------ Data supplied ------
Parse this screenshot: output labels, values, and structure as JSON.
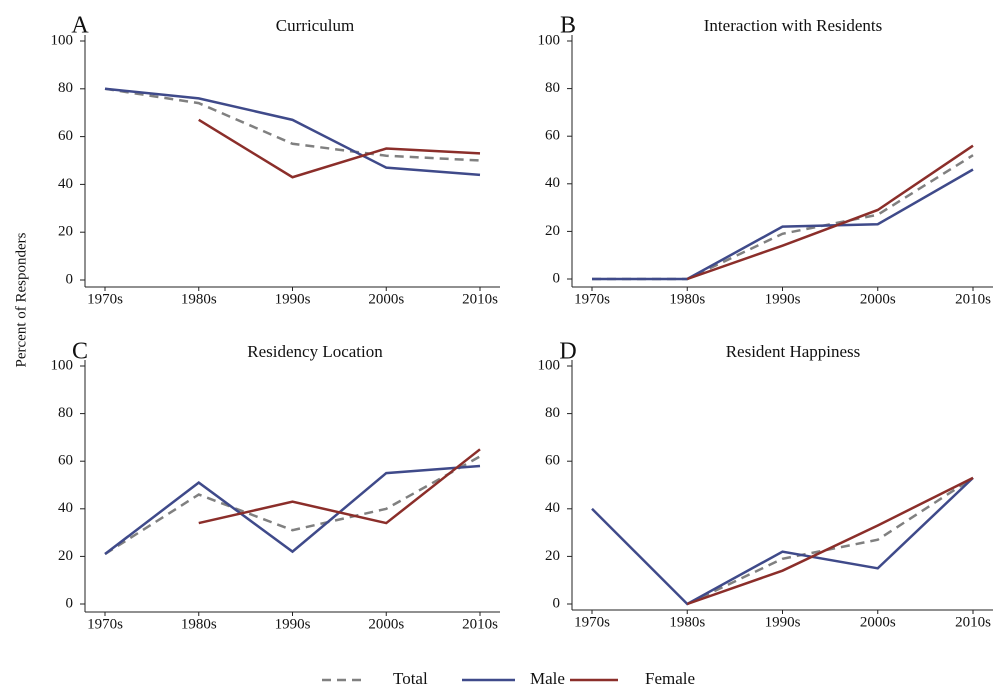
{
  "ylabel": "Percent of Responders",
  "chart_data": [
    {
      "type": "line",
      "label": "A",
      "title": "Curriculum",
      "categories": [
        "1970s",
        "1980s",
        "1990s",
        "2000s",
        "2010s"
      ],
      "ylim": [
        0,
        100
      ],
      "yticks": [
        0,
        20,
        40,
        60,
        80,
        100
      ],
      "series": [
        {
          "name": "Total",
          "color": "#808080",
          "dashed": true,
          "values": [
            80,
            74,
            57,
            52,
            50
          ]
        },
        {
          "name": "Male",
          "color": "#3f4a8a",
          "values": [
            80,
            76,
            67,
            47,
            44
          ]
        },
        {
          "name": "Female",
          "color": "#8b2e2a",
          "values": [
            null,
            67,
            43,
            55,
            53
          ]
        }
      ]
    },
    {
      "type": "line",
      "label": "B",
      "title": "Interaction with Residents",
      "categories": [
        "1970s",
        "1980s",
        "1990s",
        "2000s",
        "2010s"
      ],
      "ylim": [
        0,
        100
      ],
      "yticks": [
        0,
        20,
        40,
        60,
        80,
        100
      ],
      "series": [
        {
          "name": "Total",
          "color": "#808080",
          "dashed": true,
          "values": [
            0,
            0,
            19,
            27,
            52
          ]
        },
        {
          "name": "Male",
          "color": "#3f4a8a",
          "values": [
            0,
            0,
            22,
            23,
            46
          ]
        },
        {
          "name": "Female",
          "color": "#8b2e2a",
          "values": [
            null,
            0,
            14,
            29,
            56
          ]
        }
      ]
    },
    {
      "type": "line",
      "label": "C",
      "title": "Residency Location",
      "categories": [
        "1970s",
        "1980s",
        "1990s",
        "2000s",
        "2010s"
      ],
      "ylim": [
        0,
        100
      ],
      "yticks": [
        0,
        20,
        40,
        60,
        80,
        100
      ],
      "series": [
        {
          "name": "Total",
          "color": "#808080",
          "dashed": true,
          "values": [
            21,
            46,
            31,
            40,
            62
          ]
        },
        {
          "name": "Male",
          "color": "#3f4a8a",
          "values": [
            21,
            51,
            22,
            55,
            58
          ]
        },
        {
          "name": "Female",
          "color": "#8b2e2a",
          "values": [
            null,
            34,
            43,
            34,
            65
          ]
        }
      ]
    },
    {
      "type": "line",
      "label": "D",
      "title": "Resident Happiness",
      "categories": [
        "1970s",
        "1980s",
        "1990s",
        "2000s",
        "2010s"
      ],
      "ylim": [
        0,
        100
      ],
      "yticks": [
        0,
        20,
        40,
        60,
        80,
        100
      ],
      "series": [
        {
          "name": "Total",
          "color": "#808080",
          "dashed": true,
          "values": [
            null,
            0,
            19,
            27,
            53
          ]
        },
        {
          "name": "Male",
          "color": "#3f4a8a",
          "values": [
            40,
            0,
            22,
            15,
            53
          ]
        },
        {
          "name": "Female",
          "color": "#8b2e2a",
          "values": [
            null,
            0,
            14,
            33,
            53
          ]
        }
      ]
    }
  ]
}
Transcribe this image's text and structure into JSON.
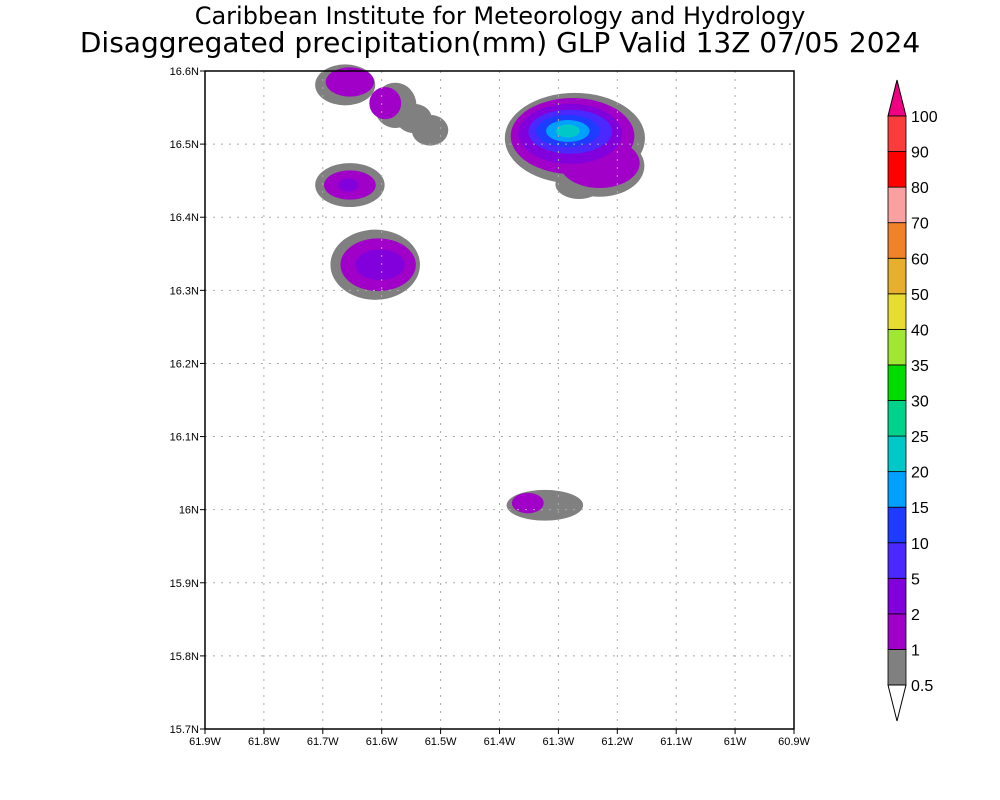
{
  "title_line1": "Caribbean Institute for Meteorology and Hydrology",
  "title_line2": "Disaggregated precipitation(mm) GLP Valid 13Z 07/05 2024",
  "chart_data": {
    "type": "heatmap",
    "subtype": "filled-contour map",
    "lon_range": [
      -61.9,
      -60.9
    ],
    "lat_range": [
      15.7,
      16.6
    ],
    "lon_ticks": [
      "61.9W",
      "61.8W",
      "61.7W",
      "61.6W",
      "61.5W",
      "61.4W",
      "61.3W",
      "61.2W",
      "61.1W",
      "61W",
      "60.9W"
    ],
    "lat_ticks": [
      "15.7N",
      "15.8N",
      "15.9N",
      "16N",
      "16.1N",
      "16.2N",
      "16.3N",
      "16.4N",
      "16.5N",
      "16.6N"
    ],
    "lon_tick_values": [
      -61.9,
      -61.8,
      -61.7,
      -61.6,
      -61.5,
      -61.4,
      -61.3,
      -61.2,
      -61.1,
      -61.0,
      -60.9
    ],
    "lat_tick_values": [
      15.7,
      15.8,
      15.9,
      16.0,
      16.1,
      16.2,
      16.3,
      16.4,
      16.5,
      16.6
    ],
    "grid": true,
    "legend": {
      "placement": "right",
      "labels": [
        "0.5",
        "1",
        "2",
        "5",
        "10",
        "15",
        "20",
        "25",
        "30",
        "35",
        "40",
        "50",
        "60",
        "70",
        "80",
        "90",
        "100"
      ],
      "colors": [
        "#808080",
        "#a000c8",
        "#8200dc",
        "#4b28ff",
        "#1e3cff",
        "#00a0ff",
        "#00c8c8",
        "#00d28c",
        "#00dc00",
        "#a0e632",
        "#e6dc32",
        "#e6af2d",
        "#f08228",
        "#faa0a0",
        "#ff0000",
        "#fa3c3c"
      ],
      "over_color": "#f00082",
      "under_color": "#ffffff"
    },
    "cells": [
      {
        "level": 0,
        "lon": -61.662,
        "lat": 16.581,
        "rlon": 0.051,
        "rlat": 0.028
      },
      {
        "level": 0,
        "lon": -61.577,
        "lat": 16.553,
        "rlon": 0.036,
        "rlat": 0.031
      },
      {
        "level": 0,
        "lon": -61.518,
        "lat": 16.519,
        "rlon": 0.031,
        "rlat": 0.021
      },
      {
        "level": 0,
        "lon": -61.545,
        "lat": 16.535,
        "rlon": 0.03,
        "rlat": 0.02
      },
      {
        "level": 1,
        "lon": -61.654,
        "lat": 16.585,
        "rlon": 0.041,
        "rlat": 0.02
      },
      {
        "level": 1,
        "lon": -61.594,
        "lat": 16.556,
        "rlon": 0.027,
        "rlat": 0.022
      },
      {
        "level": 0,
        "lon": -61.654,
        "lat": 16.444,
        "rlon": 0.059,
        "rlat": 0.03
      },
      {
        "level": 1,
        "lon": -61.654,
        "lat": 16.444,
        "rlon": 0.044,
        "rlat": 0.02
      },
      {
        "level": 2,
        "lon": -61.657,
        "lat": 16.444,
        "rlon": 0.017,
        "rlat": 0.009
      },
      {
        "level": 0,
        "lon": -61.611,
        "lat": 16.335,
        "rlon": 0.076,
        "rlat": 0.048
      },
      {
        "level": 1,
        "lon": -61.606,
        "lat": 16.335,
        "rlon": 0.064,
        "rlat": 0.036
      },
      {
        "level": 2,
        "lon": -61.603,
        "lat": 16.335,
        "rlon": 0.042,
        "rlat": 0.021
      },
      {
        "level": 0,
        "lon": -61.272,
        "lat": 16.508,
        "rlon": 0.119,
        "rlat": 0.062
      },
      {
        "level": 0,
        "lon": -61.23,
        "lat": 16.47,
        "rlon": 0.076,
        "rlat": 0.042
      },
      {
        "level": 0,
        "lon": -61.265,
        "lat": 16.445,
        "rlon": 0.04,
        "rlat": 0.02
      },
      {
        "level": 1,
        "lon": -61.276,
        "lat": 16.511,
        "rlon": 0.105,
        "rlat": 0.052
      },
      {
        "level": 1,
        "lon": -61.23,
        "lat": 16.474,
        "rlon": 0.068,
        "rlat": 0.034
      },
      {
        "level": 2,
        "lon": -61.28,
        "lat": 16.514,
        "rlon": 0.088,
        "rlat": 0.041
      },
      {
        "level": 3,
        "lon": -61.28,
        "lat": 16.517,
        "rlon": 0.071,
        "rlat": 0.03
      },
      {
        "level": 4,
        "lon": -61.284,
        "lat": 16.518,
        "rlon": 0.054,
        "rlat": 0.022
      },
      {
        "level": 5,
        "lon": -61.284,
        "lat": 16.518,
        "rlon": 0.037,
        "rlat": 0.015
      },
      {
        "level": 6,
        "lon": -61.284,
        "lat": 16.518,
        "rlon": 0.02,
        "rlat": 0.009
      },
      {
        "level": 0,
        "lon": -61.323,
        "lat": 16.006,
        "rlon": 0.065,
        "rlat": 0.021
      },
      {
        "level": 1,
        "lon": -61.352,
        "lat": 16.009,
        "rlon": 0.027,
        "rlat": 0.014
      }
    ]
  }
}
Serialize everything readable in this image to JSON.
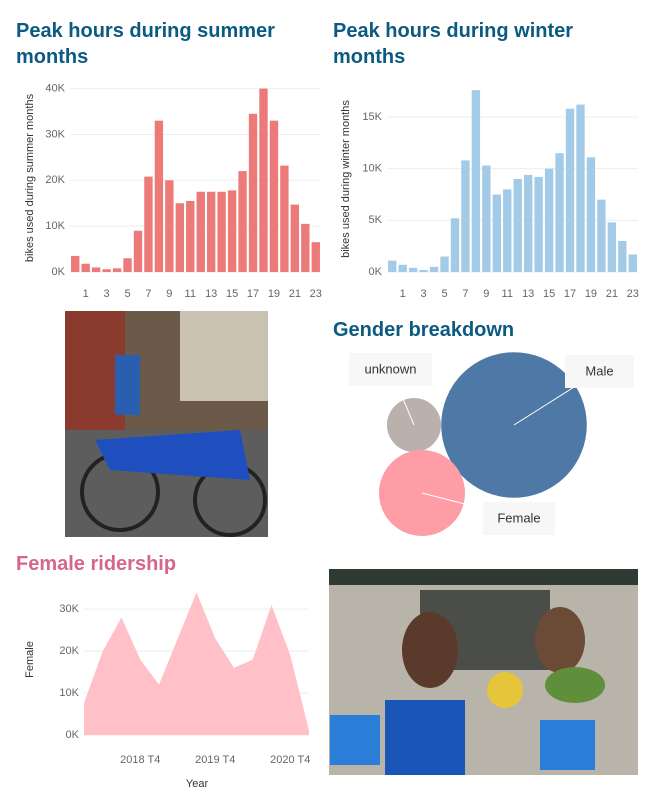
------
## Given instruction:
Find how many lines of the material carry the string "labels". Only the number should be in the answer.

## Task response:
2